## Stated problem
Examine each line of the data. Copy those that contain the string "this".

▶

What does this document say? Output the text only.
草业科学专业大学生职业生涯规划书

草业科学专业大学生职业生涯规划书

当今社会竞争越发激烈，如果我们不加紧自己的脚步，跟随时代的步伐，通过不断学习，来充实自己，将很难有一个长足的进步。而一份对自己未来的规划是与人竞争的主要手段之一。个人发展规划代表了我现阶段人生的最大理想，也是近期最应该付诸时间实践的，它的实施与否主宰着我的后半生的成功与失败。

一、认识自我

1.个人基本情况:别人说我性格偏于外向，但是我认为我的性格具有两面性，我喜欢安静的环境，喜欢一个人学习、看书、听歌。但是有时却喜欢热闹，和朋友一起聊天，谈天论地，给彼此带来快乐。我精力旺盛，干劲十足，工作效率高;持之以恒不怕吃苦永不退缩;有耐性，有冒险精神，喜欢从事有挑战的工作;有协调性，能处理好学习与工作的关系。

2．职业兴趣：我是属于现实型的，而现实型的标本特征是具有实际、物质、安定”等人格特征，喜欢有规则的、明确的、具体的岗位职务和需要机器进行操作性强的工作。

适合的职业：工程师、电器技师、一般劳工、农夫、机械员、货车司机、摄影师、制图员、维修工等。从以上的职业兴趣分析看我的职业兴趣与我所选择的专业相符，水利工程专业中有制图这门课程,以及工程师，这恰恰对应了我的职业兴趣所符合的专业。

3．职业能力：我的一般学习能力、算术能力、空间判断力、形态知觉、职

◀
▶

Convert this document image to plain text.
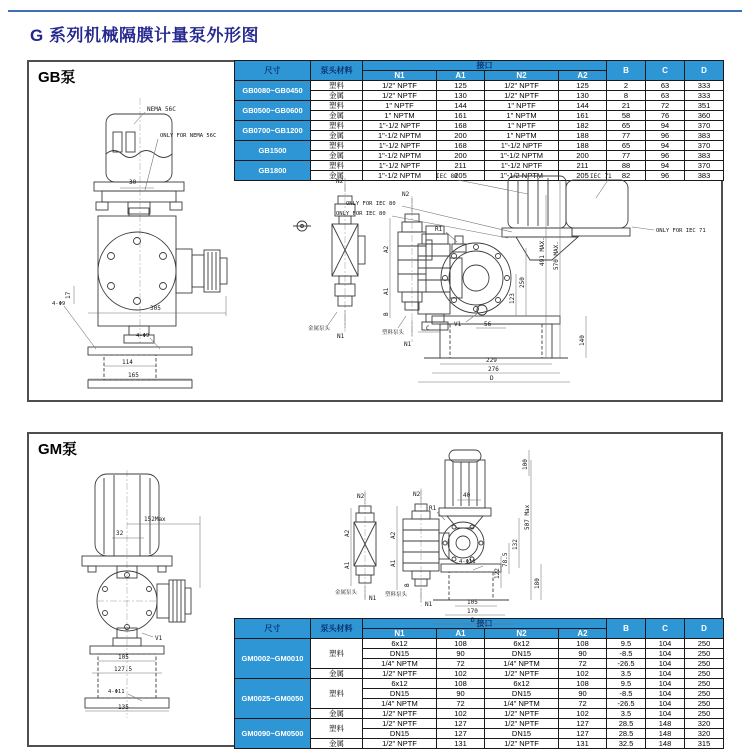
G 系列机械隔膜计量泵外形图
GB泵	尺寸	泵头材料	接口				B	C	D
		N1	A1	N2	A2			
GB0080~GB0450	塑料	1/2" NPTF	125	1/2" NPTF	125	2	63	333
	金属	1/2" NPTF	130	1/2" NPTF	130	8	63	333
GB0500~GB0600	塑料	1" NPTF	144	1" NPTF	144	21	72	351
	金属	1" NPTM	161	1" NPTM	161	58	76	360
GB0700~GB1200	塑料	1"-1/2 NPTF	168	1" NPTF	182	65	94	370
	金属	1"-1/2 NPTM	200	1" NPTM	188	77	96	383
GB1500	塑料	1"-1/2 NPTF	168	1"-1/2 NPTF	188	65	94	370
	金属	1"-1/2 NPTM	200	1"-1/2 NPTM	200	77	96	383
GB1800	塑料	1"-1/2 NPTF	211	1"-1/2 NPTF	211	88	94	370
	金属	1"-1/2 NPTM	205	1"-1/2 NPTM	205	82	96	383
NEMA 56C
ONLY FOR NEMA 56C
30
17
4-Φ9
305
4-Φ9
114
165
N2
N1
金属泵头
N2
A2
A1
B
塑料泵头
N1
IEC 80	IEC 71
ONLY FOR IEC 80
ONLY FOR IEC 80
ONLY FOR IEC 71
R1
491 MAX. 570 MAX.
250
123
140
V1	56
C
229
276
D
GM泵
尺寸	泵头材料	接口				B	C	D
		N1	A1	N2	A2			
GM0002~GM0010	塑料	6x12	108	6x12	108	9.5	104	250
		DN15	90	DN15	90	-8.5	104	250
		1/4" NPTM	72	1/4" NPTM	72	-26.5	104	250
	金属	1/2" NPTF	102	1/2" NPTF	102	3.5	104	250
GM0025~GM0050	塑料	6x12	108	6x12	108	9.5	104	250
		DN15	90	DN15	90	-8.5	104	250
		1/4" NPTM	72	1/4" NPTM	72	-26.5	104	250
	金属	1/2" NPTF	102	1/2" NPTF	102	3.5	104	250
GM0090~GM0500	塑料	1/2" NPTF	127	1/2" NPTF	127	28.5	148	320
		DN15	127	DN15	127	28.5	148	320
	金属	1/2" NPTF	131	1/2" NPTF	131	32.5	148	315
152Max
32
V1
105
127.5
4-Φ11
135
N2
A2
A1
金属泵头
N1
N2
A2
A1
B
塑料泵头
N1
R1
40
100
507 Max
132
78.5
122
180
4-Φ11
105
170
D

◀

## Right answer
What does this document say? Output the text only.
Convert this document image to plain text.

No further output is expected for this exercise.